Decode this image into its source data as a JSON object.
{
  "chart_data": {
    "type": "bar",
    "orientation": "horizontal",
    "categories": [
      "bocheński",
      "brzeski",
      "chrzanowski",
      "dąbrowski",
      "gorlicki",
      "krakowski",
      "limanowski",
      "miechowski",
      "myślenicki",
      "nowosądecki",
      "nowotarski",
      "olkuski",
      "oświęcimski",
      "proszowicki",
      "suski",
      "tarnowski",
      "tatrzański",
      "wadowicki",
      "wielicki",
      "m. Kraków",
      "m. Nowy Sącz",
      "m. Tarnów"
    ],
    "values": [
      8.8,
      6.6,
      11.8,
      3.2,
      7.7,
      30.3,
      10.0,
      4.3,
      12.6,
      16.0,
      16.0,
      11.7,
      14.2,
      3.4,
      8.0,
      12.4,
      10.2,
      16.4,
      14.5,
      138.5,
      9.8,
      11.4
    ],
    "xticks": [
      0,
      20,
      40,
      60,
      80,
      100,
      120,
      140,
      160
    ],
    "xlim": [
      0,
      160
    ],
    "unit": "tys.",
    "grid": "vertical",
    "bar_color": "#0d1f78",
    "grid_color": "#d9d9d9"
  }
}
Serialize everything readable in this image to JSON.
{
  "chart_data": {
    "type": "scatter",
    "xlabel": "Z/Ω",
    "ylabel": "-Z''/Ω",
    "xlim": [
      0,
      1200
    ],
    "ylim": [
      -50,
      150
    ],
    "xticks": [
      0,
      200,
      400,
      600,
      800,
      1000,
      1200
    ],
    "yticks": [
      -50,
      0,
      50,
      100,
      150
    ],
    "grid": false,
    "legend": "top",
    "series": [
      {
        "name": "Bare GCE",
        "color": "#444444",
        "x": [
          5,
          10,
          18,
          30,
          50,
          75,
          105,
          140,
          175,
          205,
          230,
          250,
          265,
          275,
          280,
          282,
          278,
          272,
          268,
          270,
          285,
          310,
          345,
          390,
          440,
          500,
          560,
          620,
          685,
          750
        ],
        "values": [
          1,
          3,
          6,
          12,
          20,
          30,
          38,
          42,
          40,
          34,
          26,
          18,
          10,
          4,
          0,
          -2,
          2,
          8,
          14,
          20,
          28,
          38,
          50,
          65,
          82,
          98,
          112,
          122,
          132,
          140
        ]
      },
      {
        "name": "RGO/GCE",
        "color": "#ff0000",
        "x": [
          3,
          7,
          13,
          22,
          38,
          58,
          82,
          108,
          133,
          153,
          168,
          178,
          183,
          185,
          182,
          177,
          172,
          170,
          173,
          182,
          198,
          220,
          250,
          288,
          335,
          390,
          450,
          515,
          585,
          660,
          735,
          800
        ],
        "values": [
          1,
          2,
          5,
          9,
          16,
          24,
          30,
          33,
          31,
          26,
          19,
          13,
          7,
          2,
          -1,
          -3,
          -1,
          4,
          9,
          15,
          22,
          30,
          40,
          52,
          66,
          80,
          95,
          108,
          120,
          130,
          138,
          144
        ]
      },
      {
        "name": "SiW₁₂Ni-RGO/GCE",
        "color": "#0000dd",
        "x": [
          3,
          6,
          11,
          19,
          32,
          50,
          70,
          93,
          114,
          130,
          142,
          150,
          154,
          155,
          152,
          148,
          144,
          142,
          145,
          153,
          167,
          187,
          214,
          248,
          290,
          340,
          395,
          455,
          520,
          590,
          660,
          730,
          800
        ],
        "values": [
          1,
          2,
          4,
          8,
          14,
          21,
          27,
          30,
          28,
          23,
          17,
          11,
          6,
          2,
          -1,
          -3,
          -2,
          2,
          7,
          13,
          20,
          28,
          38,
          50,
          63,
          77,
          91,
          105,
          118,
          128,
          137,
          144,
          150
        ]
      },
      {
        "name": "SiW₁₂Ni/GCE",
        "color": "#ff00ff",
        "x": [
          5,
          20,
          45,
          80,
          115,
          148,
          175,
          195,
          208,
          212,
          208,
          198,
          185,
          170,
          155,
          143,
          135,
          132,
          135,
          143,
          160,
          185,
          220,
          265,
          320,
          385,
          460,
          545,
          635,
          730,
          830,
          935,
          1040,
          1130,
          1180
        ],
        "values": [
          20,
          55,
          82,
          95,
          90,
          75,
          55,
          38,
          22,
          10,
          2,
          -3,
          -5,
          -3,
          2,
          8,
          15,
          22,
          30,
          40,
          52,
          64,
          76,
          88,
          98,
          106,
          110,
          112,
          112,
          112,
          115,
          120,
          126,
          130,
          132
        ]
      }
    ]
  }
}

++++++

→ **Requirements**:
Copy every line from the entries that contains the word "JSON".

→ **Correct response**:
Decode this image into its source data as a JSON object.
Serialize everything readable in this image to JSON.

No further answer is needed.